(Saved entries)

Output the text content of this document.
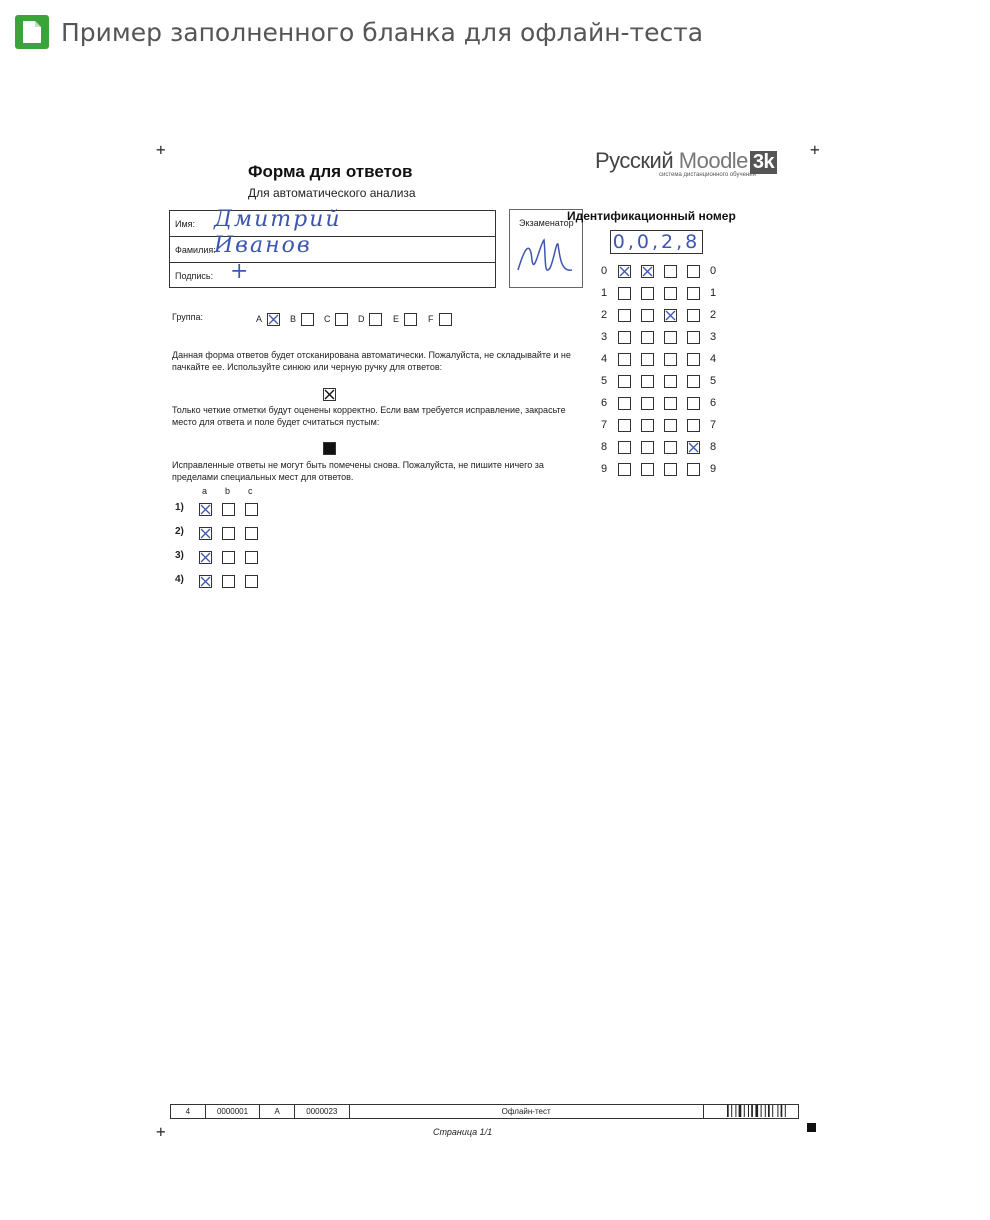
Пример заполненного бланка для офлайн-теста
+	+
+
Русский Moodle 3k
система дистанционного обучения
Форма для ответов
Для автоматического анализа
Имя: Дмитрий
Фамилия:
Иванов
Подпись: +
Экзаменатор
Идентификационный номер
0,0,2,8
0	0
1	1
2	2
3	3
4	4
5	5
6	6
7	7
8	8
9	9
Группа:	A	B	C	D	E	F
Данная форма ответов будет отсканирована автоматически. Пожалуйста, не складывайте и не пачкайте ее. Используйте синюю или черную ручку для ответов:
Только четкие отметки будут оценены корректно. Если вам требуется исправление, закрасьте место для ответа и поле будет считаться пустым:
Исправленные ответы не могут быть помечены снова. Пожалуйста, не пишите ничего за пределами специальных мест для ответов.
a b c
1)
2)
3)
4)
4	0000001	A	0000023	Офлайн-тест
Страница 1/1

- _WHAT TO PRODUCE_
Locate each line with the word "будет" and copy it.

- _WRITTEN ANSWER_
Данная форма ответов будет отсканирована автоматически. Пожалуйста, не складывайте и не пачкайте ее. Используйте синюю или черную ручку для ответов:
Только четкие отметки будут оценены корректно. Если вам требуется исправление, закрасьте место для ответа и поле будет считаться пустым:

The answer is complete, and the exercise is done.